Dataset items
= = = = =

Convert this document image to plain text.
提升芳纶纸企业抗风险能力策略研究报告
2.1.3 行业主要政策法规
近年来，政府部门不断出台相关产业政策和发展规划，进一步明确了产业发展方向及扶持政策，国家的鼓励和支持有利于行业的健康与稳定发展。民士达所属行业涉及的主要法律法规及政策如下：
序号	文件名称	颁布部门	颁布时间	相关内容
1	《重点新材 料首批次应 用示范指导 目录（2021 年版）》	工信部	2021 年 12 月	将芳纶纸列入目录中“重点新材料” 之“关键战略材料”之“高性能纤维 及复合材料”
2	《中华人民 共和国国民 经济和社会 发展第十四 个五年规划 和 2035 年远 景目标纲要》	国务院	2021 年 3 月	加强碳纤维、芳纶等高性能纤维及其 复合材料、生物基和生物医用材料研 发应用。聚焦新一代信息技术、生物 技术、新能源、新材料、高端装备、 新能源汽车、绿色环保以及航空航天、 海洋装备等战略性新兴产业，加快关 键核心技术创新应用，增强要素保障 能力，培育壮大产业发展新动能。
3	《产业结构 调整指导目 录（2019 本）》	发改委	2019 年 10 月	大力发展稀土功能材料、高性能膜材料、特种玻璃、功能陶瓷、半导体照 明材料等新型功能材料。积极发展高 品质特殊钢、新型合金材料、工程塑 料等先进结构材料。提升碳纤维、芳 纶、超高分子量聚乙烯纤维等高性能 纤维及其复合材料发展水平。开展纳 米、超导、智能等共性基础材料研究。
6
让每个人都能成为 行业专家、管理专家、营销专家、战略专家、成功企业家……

= = = = =

* **Given problem**: Each entry above is to be printed again exactly.

* **Output of the task**:
Convert this document image to plain text.
提升芳纶纸企业抗风险能力策略研究报告
2.1.3 行业主要政策法规
近年来，政府部门不断出台相关产业政策和发展规划，进一步明确了产业发展方向及扶持政策，国家的鼓励和支持有利于行业的健康与稳定发展。民士达所属行业涉及的主要法律法规及政策如下：
序号	文件名称	颁布部门	颁布时间	相关内容
1	《重点新材 料首批次应 用示范指导 目录（2021 年版）》	工信部	2021 年 12 月	将芳纶纸列入目录中“重点新材料” 之“关键战略材料”之“高性能纤维 及复合材料”
2	《中华人民 共和国国民 经济和社会 发展第十四 个五年规划 和 2035 年远 景目标纲要》	国务院	2021 年 3 月	加强碳纤维、芳纶等高性能纤维及其 复合材料、生物基和生物医用材料研 发应用。聚焦新一代信息技术、生物 技术、新能源、新材料、高端装备、 新能源汽车、绿色环保以及航空航天、 海洋装备等战略性新兴产业，加快关 键核心技术创新应用，增强要素保障 能力，培育壮大产业发展新动能。
3	《产业结构 调整指导目 录（2019 本）》	发改委	2019 年 10 月	大力发展稀土功能材料、高性能膜材料、特种玻璃、功能陶瓷、半导体照 明材料等新型功能材料。积极发展高 品质特殊钢、新型合金材料、工程塑 料等先进结构材料。提升碳纤维、芳 纶、超高分子量聚乙烯纤维等高性能 纤维及其复合材料发展水平。开展纳 米、超导、智能等共性基础材料研究。
6
让每个人都能成为 行业专家、管理专家、营销专家、战略专家、成功企业家……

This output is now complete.